_TASK DIRECTIONS_. From the entries below, copy every line that holds the word "over".

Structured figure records
##############################
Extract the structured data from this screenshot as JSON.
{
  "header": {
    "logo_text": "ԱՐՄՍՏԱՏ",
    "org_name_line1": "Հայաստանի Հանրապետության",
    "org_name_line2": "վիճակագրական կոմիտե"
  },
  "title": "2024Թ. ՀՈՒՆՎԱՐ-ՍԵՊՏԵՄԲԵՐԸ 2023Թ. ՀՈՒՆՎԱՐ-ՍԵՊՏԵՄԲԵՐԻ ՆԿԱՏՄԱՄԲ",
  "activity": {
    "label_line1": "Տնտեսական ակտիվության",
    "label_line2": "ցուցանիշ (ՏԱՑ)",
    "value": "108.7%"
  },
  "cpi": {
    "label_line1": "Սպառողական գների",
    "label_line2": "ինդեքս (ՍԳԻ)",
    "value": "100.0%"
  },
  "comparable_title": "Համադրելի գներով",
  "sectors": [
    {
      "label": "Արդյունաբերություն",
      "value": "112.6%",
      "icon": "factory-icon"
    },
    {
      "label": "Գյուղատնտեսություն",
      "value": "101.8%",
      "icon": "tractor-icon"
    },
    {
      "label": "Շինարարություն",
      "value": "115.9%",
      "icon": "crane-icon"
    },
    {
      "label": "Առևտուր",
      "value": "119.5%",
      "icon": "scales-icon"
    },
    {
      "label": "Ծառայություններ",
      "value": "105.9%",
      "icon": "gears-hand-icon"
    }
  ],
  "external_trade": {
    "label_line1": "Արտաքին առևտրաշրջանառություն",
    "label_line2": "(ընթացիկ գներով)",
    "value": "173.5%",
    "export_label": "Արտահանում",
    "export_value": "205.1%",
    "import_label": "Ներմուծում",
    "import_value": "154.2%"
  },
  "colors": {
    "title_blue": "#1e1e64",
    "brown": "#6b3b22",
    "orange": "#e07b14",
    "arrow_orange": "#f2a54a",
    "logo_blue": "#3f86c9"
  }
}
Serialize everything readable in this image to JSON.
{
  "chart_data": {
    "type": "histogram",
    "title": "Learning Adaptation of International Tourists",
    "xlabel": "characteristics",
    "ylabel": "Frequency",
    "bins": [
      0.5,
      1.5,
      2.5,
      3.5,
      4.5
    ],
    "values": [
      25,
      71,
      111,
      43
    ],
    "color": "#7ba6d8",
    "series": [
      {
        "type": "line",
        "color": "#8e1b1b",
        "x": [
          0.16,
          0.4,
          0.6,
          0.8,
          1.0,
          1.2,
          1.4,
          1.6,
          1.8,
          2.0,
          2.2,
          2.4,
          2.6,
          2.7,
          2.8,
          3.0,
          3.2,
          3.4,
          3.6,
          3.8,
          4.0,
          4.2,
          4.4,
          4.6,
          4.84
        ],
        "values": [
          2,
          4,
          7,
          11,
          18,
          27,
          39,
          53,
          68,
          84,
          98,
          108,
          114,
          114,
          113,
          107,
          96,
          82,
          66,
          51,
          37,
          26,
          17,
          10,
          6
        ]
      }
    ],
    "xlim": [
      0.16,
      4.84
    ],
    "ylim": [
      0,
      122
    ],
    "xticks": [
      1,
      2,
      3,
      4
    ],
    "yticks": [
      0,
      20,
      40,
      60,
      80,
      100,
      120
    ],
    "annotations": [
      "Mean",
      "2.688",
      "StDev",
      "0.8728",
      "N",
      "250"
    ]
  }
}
##############################
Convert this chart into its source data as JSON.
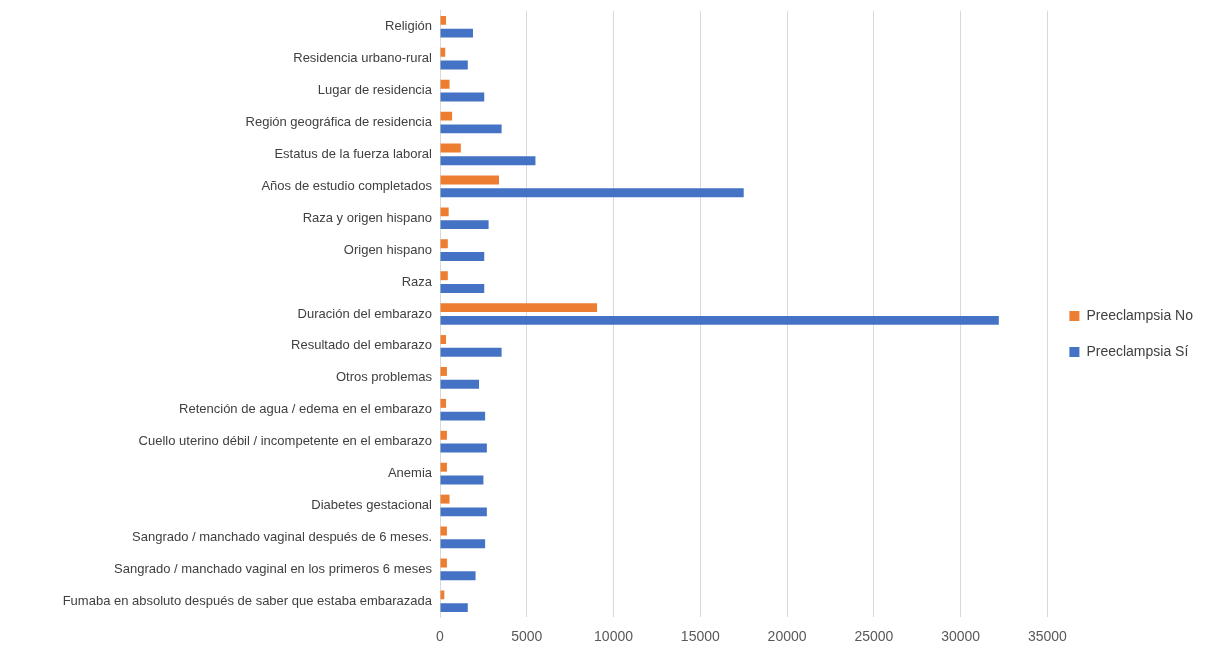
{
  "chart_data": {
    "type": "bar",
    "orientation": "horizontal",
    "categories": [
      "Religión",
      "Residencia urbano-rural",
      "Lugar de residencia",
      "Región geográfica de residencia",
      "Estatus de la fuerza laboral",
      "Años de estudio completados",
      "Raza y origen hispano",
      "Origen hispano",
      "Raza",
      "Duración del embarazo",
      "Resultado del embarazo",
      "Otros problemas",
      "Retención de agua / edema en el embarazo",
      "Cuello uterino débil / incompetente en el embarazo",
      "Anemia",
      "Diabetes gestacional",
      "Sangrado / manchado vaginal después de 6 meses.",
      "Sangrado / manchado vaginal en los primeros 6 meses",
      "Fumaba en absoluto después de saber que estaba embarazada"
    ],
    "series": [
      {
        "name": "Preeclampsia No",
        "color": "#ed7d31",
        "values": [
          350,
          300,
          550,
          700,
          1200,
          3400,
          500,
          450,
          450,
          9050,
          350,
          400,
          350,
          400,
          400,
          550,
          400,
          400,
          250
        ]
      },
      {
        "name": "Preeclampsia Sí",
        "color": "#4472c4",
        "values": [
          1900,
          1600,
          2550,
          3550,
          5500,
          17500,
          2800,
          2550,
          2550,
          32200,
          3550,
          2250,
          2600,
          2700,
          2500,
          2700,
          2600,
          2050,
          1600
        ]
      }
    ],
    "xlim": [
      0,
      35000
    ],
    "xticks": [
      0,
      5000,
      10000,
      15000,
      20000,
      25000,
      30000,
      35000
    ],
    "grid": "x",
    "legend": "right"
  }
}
##############################
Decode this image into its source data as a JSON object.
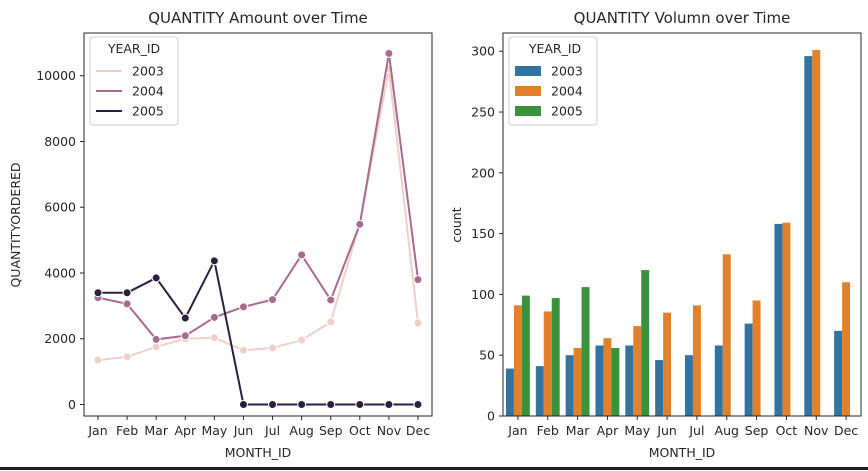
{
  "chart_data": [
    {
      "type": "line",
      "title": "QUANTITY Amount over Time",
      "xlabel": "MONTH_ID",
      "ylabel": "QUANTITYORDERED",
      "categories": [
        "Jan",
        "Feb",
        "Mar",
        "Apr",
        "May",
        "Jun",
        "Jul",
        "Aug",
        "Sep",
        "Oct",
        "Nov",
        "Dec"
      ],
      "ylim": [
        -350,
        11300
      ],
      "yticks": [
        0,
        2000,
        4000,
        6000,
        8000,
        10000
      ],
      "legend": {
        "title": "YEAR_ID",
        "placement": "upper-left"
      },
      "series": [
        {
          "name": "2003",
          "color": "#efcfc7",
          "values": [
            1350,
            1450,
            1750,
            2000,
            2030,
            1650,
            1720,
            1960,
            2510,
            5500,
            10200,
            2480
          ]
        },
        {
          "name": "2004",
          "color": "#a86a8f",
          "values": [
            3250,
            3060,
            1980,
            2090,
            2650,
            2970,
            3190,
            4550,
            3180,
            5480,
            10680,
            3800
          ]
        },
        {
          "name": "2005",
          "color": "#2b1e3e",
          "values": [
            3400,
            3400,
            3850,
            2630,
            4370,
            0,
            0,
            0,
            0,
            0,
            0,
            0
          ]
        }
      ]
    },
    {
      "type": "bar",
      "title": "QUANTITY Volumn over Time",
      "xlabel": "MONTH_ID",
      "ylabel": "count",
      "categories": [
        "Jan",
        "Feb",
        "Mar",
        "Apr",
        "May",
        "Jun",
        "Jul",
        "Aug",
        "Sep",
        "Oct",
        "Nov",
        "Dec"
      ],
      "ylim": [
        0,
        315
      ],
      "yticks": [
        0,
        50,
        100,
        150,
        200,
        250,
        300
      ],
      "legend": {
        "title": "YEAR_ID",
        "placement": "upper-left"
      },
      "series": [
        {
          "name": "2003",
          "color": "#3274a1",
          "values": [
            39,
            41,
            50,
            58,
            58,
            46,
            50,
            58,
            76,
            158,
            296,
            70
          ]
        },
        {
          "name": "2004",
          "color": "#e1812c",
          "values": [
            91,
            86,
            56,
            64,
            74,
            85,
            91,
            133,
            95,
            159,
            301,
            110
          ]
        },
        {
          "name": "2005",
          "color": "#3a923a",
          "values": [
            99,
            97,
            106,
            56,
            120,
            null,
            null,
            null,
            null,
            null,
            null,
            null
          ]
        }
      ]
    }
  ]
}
##############################
_EXERCISE OUTPUT_.
      "title": "QUANTITY Amount over Time",
      "title": "QUANTITY Volumn over Time",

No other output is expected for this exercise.